### TEXT BLOCK

....................

SDP RdRspStatus/WrRspStatus or first parity error on
RdRsp data can cause system fatal error in arcturus.
GPU will be freezed in such case.

Driver needs to harvest these error information before
reset the GPU. Check error type to avoid harvest normal
gcea/mmea information.

Signed-off-by: Hawking Zhang <hawking.zh...@amd.com>
---
 drivers/gpu/drm/amd/amdgpu/gfx_v9_4.c            | 16 +++++++++++-----
 drivers/gpu/drm/amd/amdgpu/mmhub_v9_4.c          |  8 +++++++-
 .../amd/include/asic_reg/gc/gc_9_4_1_sh_mask.h   | 16 ++++++++++++++++
 3 files changed, 34 insertions(+), 6 deletions(-)

diff --git a/drivers/gpu/drm/amd/amdgpu/gfx_v9_4.c 
b/drivers/gpu/drm/amd/amdgpu/gfx_v9_4.c
index 830080ff90d8..b4789dfc2bb9 100644
--- a/drivers/gpu/drm/amd/amdgpu/gfx_v9_4.c
+++ b/drivers/gpu/drm/amd/amdgpu/gfx_v9_4.c
@@ -994,7 +994,7 @@ static int gfx_v9_4_ras_error_inject(struct amdgpu_device 
*adev,
        return ret;
 }
 
-static const struct soc15_reg_entry gfx_v9_4_rdrsp_status_regs =
+static const struct soc15_reg_entry gfx_v9_4_ea_err_status_regs =
        { SOC15_REG_ENTRY(GC, 0, mmGCEA_ERR_STATUS), 0, 1, 32 };
 
 static void gfx_v9_4_query_ras_error_status(struct amdgpu_device *adev)

....................

### STORED DATA
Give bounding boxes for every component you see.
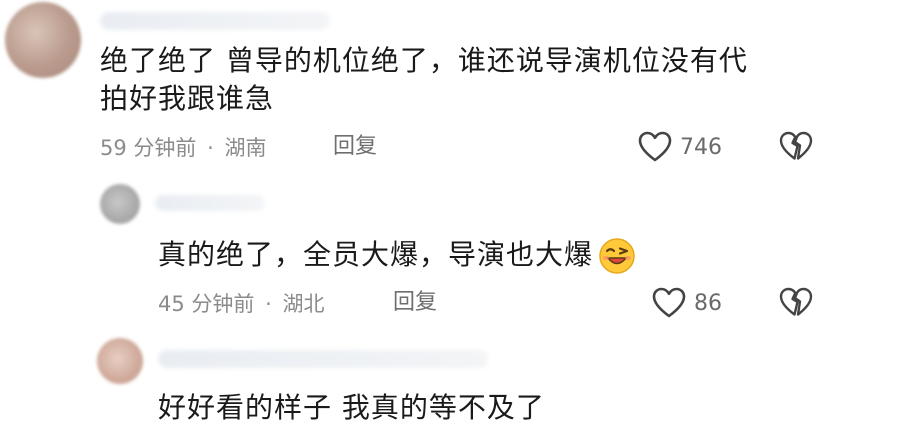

....................

### REQUEST
In the patch, what new name replaces the register entry gfx_v9_4_rdrsp_status_regs?

### FINAL RESULT
gfx_v9_4_ea_err_status_regs